++++ Entries
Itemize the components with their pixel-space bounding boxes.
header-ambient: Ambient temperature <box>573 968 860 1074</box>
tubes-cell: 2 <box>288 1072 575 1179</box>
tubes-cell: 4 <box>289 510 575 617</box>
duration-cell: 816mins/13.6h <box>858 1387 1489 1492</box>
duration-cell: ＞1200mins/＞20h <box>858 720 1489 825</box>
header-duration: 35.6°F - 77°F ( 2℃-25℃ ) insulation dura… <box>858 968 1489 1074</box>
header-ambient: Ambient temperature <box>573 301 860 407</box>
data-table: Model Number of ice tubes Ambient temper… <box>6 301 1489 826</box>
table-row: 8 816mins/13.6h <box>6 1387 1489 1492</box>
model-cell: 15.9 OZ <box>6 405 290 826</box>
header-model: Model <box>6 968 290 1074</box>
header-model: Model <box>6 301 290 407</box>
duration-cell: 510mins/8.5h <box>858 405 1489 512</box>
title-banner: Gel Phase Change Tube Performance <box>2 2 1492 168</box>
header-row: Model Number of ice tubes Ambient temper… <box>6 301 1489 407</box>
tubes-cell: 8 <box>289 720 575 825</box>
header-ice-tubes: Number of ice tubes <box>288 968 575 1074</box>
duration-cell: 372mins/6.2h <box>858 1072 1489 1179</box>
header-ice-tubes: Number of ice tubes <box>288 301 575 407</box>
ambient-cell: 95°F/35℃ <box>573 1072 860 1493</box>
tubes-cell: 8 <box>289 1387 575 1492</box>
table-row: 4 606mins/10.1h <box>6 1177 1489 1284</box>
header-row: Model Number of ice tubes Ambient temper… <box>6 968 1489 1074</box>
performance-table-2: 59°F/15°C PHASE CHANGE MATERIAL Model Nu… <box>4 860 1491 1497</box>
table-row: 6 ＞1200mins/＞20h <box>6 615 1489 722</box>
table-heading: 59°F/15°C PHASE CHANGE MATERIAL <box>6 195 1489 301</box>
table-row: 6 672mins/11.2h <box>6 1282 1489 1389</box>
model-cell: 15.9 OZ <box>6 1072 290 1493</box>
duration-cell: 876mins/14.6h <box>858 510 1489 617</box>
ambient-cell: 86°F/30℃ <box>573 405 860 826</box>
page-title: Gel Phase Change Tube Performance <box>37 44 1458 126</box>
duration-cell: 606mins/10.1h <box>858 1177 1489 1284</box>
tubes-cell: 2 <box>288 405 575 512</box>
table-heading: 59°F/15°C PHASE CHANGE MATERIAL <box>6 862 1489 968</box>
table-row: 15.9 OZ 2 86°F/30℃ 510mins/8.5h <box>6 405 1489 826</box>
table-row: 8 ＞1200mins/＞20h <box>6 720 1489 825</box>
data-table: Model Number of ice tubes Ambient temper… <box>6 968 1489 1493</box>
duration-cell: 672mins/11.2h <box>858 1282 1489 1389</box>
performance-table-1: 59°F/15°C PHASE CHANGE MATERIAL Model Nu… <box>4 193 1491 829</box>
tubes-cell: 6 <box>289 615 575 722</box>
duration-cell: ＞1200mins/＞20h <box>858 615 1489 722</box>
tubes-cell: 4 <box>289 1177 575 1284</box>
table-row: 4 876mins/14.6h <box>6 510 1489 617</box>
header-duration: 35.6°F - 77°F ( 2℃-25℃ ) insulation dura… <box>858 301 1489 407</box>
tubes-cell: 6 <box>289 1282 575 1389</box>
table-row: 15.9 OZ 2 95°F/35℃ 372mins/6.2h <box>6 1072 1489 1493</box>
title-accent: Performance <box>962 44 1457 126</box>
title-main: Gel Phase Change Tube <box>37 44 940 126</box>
++++++++
Work to do:
Lay out the stretch of the records from the beginning through the line containing "header-model: Model <box>6 968 290 1074</box>" as a Markdown table with two columns, Row and Record text. Number each line in Row, put the line in Record text, and leave out blank lines.

Solution for this problem:
| Row | Record text |
|---|---|
| 1 | Itemize the components with their pixel-space bounding boxes. |
| 2 | header-ambient: Ambient temperature <box>573 968 860 1074</box> |
| 3 | tubes-cell: 2 <box>288 1072 575 1179</box> |
| 4 | tubes-cell: 4 <box>289 510 575 617</box> |
| 5 | duration-cell: 816mins/13.6h <box>858 1387 1489 1492</box> |
| 6 | duration-cell: ＞1200mins/＞20h <box>858 720 1489 825</box> |
| 7 | header-duration: 35.6°F - 77°F ( 2℃-25℃ ) insulation dura… <box>858 968 1489 1074</box> |
| 8 | header-ambient: Ambient temperature <box>573 301 860 407</box> |
| 9 | data-table: Model Number of ice tubes Ambient temper… <box>6 301 1489 826</box> |
| 10 | table-row: 8 816mins/13.6h <box>6 1387 1489 1492</box> |
| 11 | model-cell: 15.9 OZ <box>6 405 290 826</box> |
| 12 | header-model: Model <box>6 968 290 1074</box> |